=== Your objective ===
Show every line where "должен" occurs.

=== Given information ===
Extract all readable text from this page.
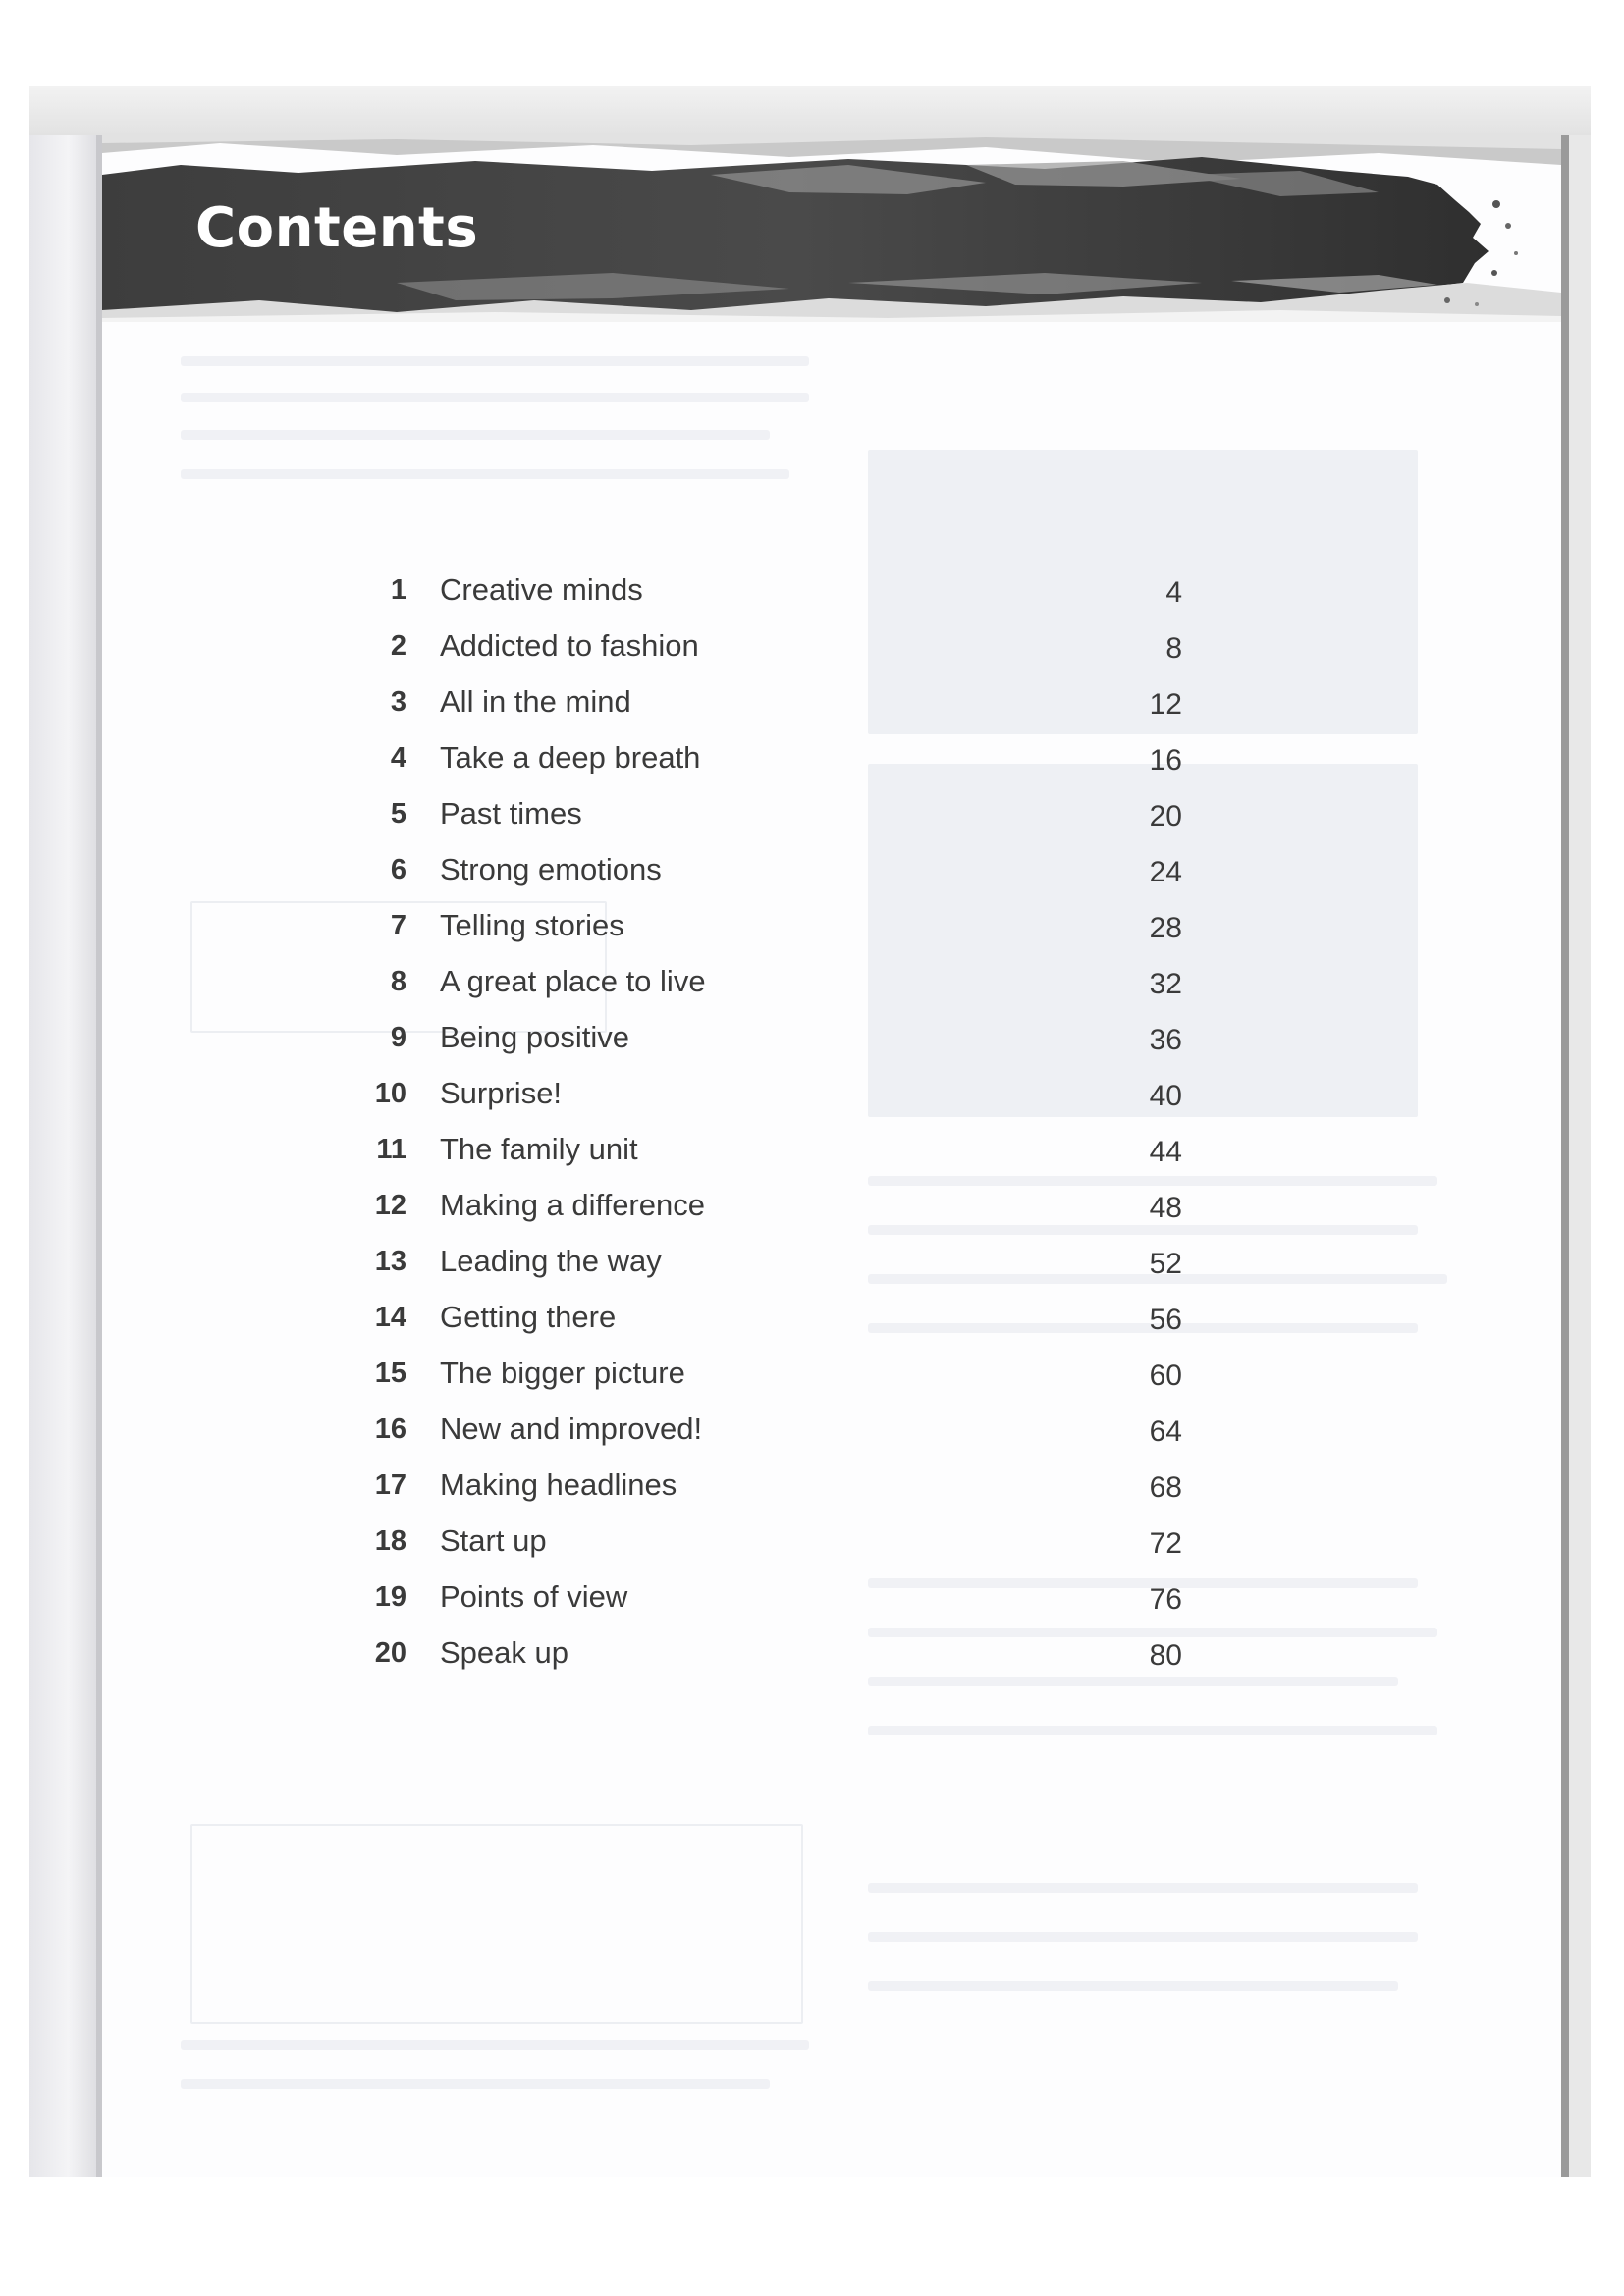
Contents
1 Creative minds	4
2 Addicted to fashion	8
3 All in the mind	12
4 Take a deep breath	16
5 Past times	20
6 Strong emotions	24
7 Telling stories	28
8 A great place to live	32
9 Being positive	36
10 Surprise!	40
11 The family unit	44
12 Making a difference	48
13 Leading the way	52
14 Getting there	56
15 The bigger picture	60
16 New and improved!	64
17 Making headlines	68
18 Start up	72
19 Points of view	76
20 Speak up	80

--

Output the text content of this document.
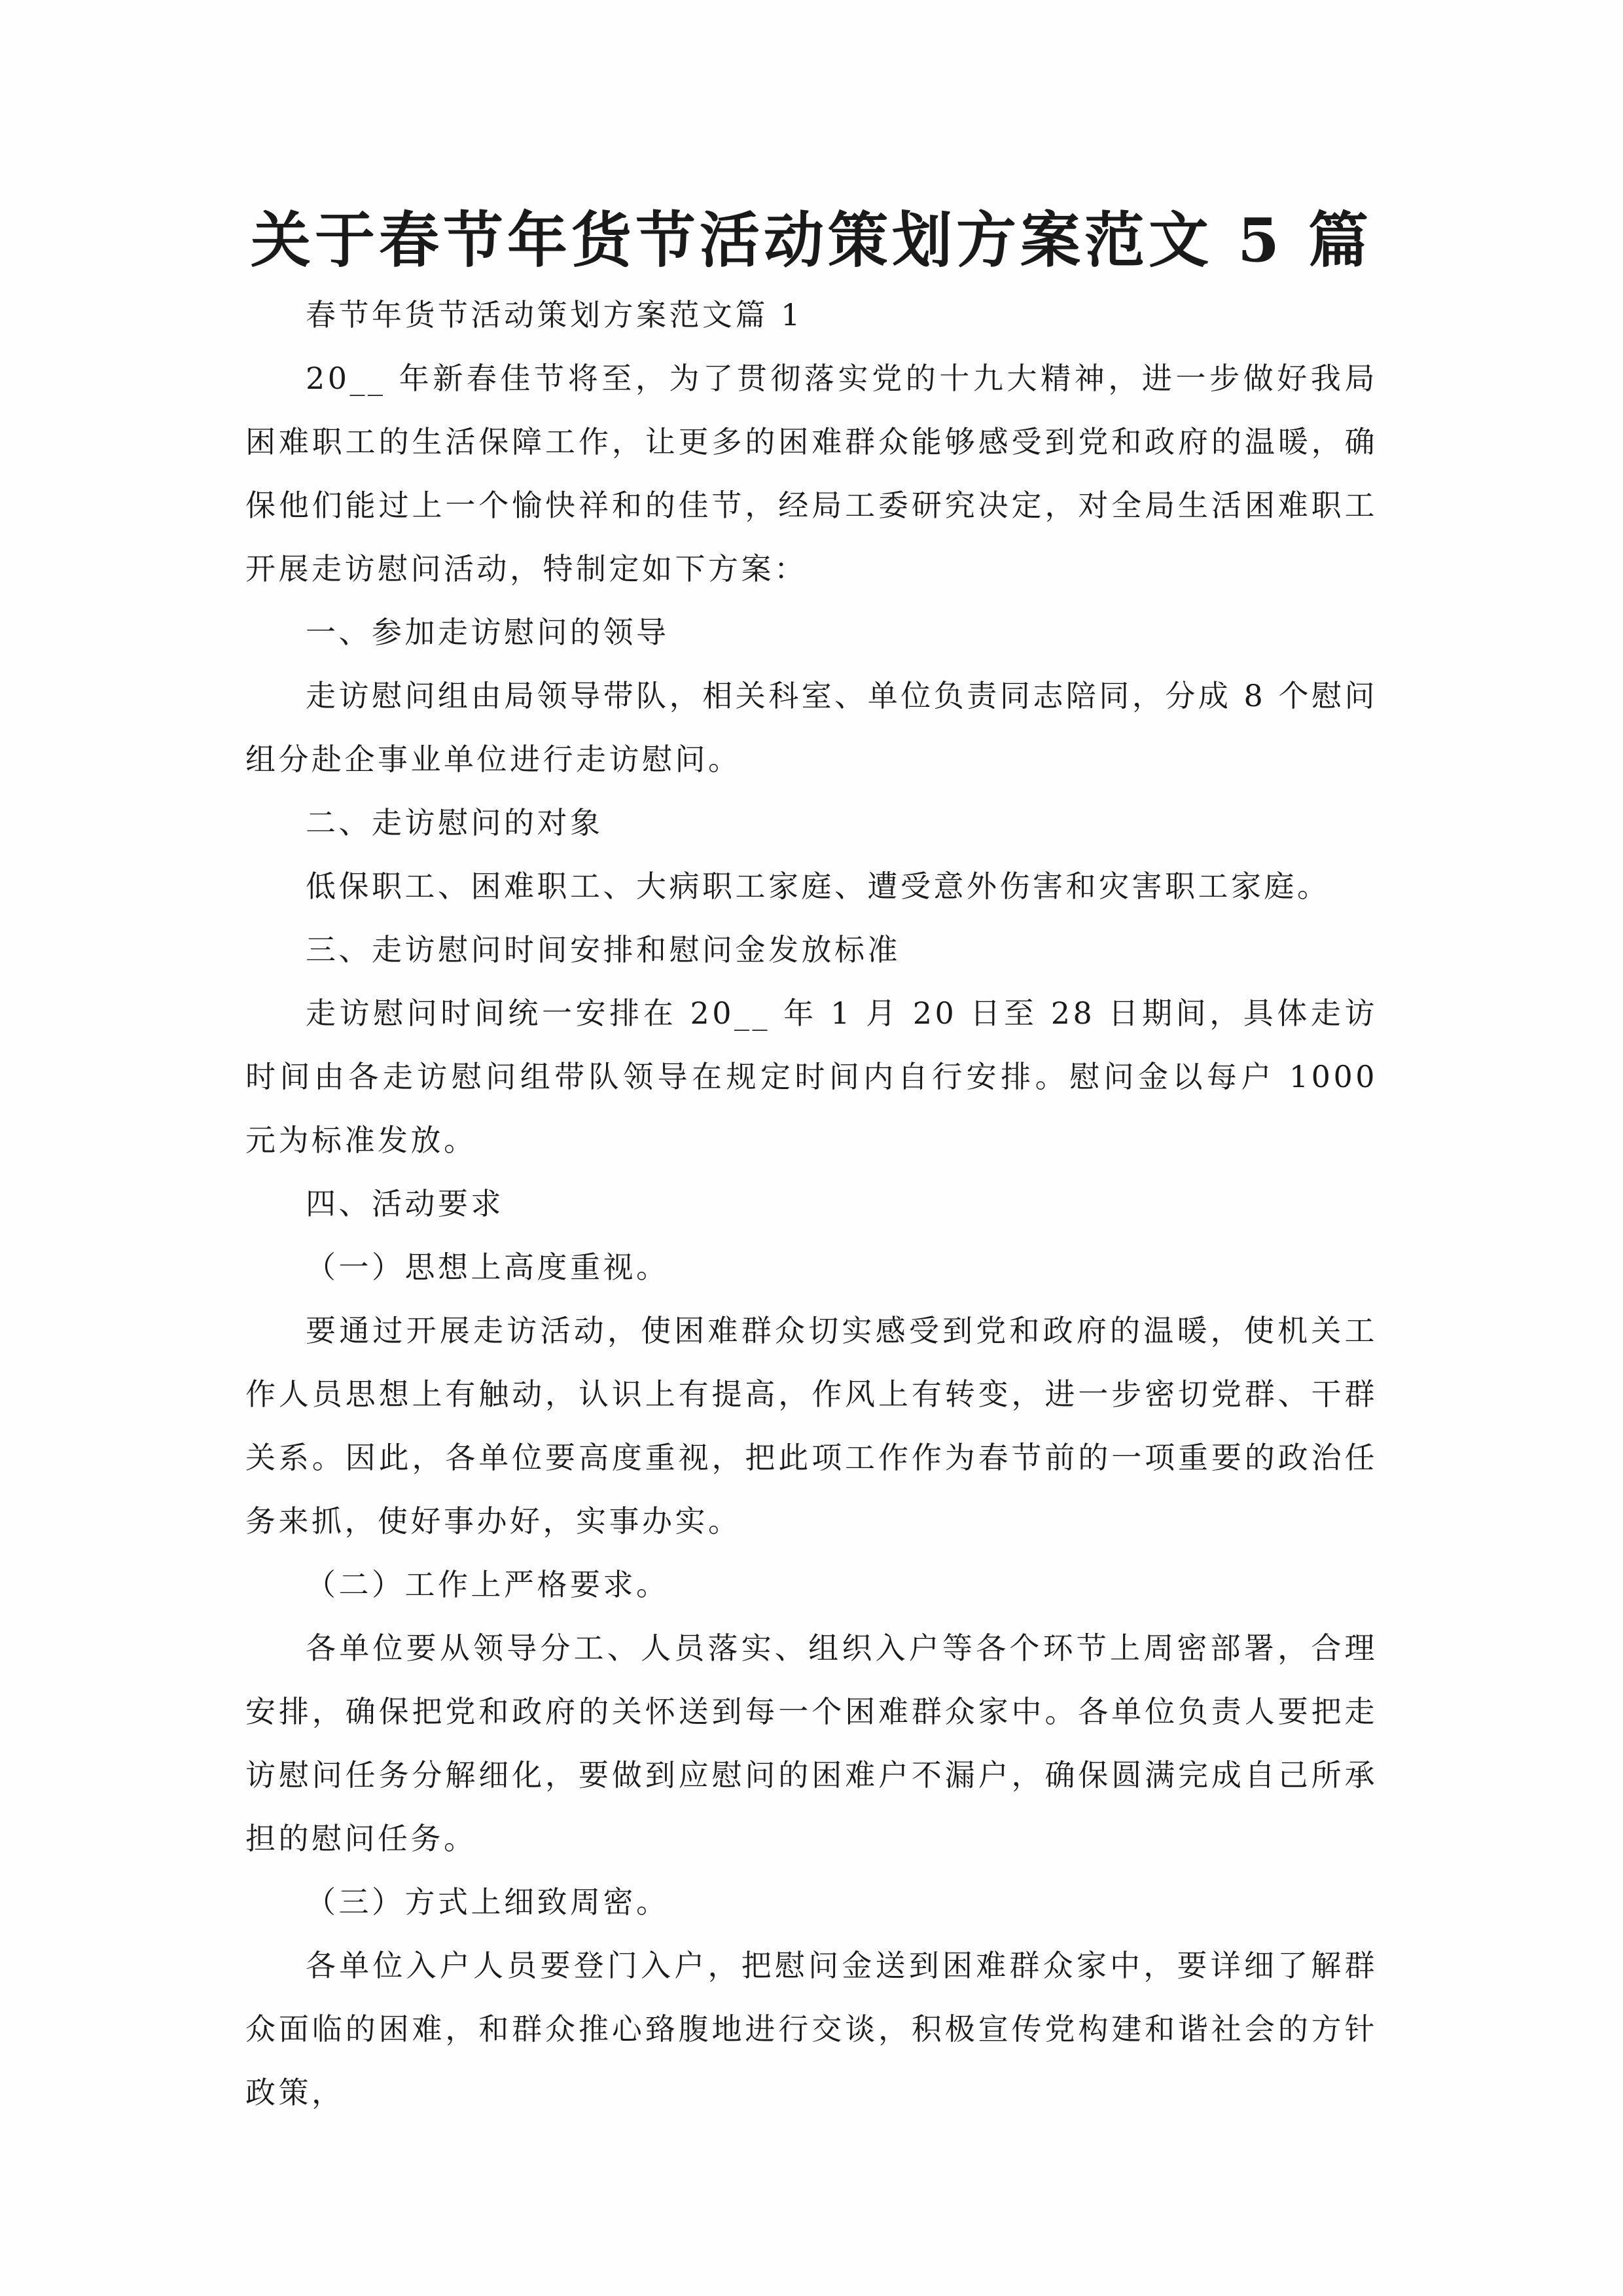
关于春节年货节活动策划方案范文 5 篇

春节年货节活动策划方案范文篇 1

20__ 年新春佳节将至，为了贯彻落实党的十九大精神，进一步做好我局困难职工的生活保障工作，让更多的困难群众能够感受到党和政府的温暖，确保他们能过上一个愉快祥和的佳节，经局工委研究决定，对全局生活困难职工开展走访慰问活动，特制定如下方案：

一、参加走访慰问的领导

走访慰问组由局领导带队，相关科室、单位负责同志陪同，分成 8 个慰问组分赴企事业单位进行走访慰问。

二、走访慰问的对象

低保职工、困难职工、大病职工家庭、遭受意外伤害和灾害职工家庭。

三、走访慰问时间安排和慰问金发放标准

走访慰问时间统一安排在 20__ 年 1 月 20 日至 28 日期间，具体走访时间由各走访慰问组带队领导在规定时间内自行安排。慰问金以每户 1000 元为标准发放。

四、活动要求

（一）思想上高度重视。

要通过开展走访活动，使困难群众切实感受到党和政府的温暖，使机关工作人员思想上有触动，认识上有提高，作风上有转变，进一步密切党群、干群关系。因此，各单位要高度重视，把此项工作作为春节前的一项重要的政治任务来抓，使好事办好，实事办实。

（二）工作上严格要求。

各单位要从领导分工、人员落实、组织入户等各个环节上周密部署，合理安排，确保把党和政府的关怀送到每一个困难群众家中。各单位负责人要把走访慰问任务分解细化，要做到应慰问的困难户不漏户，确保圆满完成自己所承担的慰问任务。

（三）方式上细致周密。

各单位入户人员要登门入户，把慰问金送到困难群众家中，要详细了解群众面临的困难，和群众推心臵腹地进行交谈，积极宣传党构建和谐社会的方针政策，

==

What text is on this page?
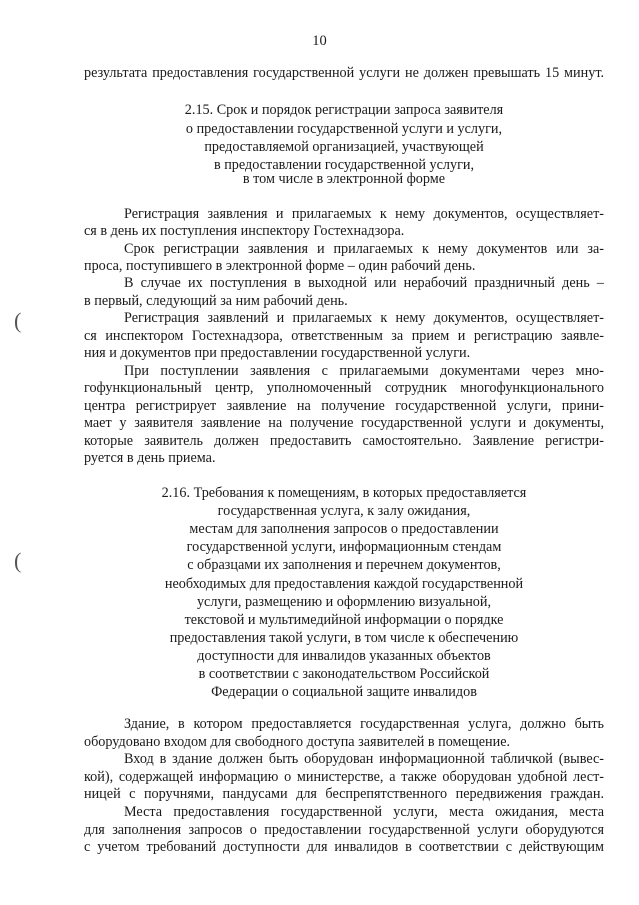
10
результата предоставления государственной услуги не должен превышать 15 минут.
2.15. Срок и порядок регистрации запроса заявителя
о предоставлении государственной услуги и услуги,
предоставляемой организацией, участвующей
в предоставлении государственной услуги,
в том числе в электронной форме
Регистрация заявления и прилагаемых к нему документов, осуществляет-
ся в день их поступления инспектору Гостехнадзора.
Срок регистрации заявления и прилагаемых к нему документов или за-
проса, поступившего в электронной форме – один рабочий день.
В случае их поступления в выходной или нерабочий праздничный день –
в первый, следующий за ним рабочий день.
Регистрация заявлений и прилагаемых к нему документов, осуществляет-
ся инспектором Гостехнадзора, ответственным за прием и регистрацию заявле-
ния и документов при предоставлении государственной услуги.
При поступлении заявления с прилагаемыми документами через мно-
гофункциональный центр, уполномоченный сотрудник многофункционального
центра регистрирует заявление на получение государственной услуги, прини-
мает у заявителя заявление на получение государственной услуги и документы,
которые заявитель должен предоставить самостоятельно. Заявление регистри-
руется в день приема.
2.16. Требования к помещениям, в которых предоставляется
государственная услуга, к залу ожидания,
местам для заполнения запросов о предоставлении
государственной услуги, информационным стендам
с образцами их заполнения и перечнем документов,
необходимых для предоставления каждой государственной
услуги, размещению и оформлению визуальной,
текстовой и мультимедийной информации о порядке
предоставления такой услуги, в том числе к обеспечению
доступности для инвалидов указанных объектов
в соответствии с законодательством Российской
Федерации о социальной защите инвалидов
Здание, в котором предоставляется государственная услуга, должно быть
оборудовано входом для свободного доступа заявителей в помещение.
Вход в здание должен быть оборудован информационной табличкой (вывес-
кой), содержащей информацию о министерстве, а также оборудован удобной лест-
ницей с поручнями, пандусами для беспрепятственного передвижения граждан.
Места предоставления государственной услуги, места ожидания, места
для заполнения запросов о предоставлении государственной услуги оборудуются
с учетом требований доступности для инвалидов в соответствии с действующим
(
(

=== Task solution ===
результата предоставления государственной услуги не должен превышать 15 минут.
которые заявитель должен предоставить самостоятельно. Заявление регистри-
Вход в здание должен быть оборудован информационной табличкой (вывес-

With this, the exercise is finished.